_Aim:_ Filter the records below for the word "sector". Copy each line that holds it.
====================
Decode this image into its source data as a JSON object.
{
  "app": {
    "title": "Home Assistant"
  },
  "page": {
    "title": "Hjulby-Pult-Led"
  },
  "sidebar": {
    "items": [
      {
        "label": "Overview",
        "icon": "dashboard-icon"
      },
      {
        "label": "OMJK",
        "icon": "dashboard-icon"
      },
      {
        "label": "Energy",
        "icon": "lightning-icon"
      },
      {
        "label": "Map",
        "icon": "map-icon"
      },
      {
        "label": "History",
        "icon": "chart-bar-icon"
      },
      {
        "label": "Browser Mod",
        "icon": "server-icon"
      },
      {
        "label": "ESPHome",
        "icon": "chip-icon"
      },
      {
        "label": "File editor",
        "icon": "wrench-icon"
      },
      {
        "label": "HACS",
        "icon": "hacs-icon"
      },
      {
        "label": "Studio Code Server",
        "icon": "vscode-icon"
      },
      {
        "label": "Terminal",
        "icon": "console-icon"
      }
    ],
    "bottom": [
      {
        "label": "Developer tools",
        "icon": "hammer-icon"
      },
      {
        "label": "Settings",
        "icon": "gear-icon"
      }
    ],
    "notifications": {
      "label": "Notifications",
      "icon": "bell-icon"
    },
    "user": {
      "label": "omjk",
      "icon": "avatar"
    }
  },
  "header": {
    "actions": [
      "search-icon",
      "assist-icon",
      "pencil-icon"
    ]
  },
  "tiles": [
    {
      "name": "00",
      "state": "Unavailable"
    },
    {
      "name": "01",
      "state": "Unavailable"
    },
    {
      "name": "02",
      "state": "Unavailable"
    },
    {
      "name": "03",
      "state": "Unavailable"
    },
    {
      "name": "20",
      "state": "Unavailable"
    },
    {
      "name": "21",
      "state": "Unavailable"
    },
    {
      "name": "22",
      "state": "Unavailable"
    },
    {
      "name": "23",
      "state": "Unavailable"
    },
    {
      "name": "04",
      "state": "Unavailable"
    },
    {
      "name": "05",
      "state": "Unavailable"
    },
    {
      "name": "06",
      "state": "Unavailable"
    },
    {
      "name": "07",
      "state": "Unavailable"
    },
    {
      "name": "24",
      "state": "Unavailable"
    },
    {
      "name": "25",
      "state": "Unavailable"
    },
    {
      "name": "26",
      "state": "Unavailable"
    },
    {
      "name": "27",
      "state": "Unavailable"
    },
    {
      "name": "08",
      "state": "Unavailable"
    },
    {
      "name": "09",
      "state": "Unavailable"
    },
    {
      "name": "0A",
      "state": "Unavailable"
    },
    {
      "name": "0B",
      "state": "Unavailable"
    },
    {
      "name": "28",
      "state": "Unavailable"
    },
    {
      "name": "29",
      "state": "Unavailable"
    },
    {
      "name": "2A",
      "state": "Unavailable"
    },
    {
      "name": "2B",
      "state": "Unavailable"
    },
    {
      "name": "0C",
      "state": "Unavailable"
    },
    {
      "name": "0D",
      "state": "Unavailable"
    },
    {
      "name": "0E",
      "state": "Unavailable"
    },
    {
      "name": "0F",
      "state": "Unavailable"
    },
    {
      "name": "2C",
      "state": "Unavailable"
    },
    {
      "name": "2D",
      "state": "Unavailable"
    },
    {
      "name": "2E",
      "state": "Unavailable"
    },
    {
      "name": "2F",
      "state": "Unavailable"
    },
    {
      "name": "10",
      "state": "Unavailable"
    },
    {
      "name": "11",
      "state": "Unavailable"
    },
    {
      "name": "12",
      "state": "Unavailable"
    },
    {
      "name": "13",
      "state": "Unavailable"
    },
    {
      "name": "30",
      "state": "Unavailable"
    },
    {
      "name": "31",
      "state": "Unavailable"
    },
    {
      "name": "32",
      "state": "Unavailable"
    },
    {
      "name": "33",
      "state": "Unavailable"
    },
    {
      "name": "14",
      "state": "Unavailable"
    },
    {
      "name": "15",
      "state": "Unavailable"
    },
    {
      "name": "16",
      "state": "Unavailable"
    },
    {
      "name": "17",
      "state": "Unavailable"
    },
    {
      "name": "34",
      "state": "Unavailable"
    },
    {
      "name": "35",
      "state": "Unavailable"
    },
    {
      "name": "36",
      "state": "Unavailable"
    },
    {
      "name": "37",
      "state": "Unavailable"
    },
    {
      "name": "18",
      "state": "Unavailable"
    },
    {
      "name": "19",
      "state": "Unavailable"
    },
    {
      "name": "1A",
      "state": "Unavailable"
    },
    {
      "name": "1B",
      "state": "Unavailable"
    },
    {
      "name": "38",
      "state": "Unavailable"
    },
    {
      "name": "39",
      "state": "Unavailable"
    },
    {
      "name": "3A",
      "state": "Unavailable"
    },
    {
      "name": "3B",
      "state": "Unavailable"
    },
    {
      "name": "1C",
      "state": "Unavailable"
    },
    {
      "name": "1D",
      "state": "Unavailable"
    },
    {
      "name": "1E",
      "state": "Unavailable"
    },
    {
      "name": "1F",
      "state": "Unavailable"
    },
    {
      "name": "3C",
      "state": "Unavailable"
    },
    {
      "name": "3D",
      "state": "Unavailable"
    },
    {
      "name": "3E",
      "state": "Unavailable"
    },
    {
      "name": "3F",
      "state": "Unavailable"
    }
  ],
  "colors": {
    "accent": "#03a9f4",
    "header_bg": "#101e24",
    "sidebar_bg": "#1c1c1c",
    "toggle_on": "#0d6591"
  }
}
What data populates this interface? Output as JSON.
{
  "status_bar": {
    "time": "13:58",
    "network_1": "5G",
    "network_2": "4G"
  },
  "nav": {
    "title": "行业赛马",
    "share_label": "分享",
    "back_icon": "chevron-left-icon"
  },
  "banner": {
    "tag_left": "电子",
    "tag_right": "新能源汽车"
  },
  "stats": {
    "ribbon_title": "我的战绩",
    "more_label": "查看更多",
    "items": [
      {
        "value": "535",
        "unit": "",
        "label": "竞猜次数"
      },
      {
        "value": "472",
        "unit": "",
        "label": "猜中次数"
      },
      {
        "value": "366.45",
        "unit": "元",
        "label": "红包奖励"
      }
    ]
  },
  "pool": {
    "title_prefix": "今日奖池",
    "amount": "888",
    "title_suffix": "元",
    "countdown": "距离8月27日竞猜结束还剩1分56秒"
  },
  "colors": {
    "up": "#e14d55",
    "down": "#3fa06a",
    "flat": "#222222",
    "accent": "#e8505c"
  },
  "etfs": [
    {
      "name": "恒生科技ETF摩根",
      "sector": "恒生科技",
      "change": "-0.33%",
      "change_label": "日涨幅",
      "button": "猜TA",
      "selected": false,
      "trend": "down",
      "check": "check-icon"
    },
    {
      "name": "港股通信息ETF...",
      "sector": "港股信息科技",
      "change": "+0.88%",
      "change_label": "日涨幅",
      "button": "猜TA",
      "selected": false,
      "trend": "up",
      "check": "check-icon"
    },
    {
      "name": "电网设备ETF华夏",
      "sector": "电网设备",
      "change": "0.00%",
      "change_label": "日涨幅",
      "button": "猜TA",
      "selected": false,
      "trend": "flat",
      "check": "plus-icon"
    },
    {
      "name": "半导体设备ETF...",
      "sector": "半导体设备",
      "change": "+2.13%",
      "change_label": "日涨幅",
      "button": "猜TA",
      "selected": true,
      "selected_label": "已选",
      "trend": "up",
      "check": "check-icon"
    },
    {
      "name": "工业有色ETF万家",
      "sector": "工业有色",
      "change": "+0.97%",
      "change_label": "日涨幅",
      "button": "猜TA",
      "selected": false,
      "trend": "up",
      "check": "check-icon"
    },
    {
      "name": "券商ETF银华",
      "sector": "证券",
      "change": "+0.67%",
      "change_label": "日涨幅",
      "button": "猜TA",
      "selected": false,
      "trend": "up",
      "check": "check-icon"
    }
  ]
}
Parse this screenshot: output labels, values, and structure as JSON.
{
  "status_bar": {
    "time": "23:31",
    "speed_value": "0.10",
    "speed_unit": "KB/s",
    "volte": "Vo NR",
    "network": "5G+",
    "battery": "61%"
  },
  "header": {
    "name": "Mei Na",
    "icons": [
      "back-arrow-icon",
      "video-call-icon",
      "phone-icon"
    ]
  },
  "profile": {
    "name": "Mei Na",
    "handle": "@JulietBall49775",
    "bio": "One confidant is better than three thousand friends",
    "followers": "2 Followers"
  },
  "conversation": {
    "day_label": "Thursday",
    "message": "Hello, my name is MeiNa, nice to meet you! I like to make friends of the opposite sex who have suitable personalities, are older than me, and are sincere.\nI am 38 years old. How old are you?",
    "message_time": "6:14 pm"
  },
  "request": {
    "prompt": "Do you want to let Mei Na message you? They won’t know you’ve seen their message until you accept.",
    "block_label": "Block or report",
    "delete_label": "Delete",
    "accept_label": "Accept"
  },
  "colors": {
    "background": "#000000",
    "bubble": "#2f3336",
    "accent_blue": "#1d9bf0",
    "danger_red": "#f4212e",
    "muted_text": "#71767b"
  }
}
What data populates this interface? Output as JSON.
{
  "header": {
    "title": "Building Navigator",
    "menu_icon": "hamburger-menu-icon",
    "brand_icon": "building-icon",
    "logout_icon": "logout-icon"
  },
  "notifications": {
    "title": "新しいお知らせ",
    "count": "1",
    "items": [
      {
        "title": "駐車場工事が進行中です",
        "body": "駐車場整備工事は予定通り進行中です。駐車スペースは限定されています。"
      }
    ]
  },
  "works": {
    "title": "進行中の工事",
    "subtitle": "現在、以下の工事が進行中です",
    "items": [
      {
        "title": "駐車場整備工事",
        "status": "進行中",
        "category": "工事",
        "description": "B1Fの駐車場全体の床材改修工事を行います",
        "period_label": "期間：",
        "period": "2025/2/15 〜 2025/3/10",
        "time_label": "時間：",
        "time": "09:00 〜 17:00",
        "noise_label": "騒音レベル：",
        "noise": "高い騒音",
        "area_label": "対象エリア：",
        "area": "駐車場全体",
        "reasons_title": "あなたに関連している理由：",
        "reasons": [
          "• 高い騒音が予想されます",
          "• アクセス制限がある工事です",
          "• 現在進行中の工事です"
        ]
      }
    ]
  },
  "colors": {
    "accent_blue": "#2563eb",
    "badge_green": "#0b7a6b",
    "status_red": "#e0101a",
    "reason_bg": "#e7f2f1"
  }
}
====================
_Solution:_
      "sector": "恒生科技",
      "sector": "港股信息科技",
      "sector": "电网设备",
      "sector": "半导体设备",
      "sector": "工业有色",
      "sector": "证券",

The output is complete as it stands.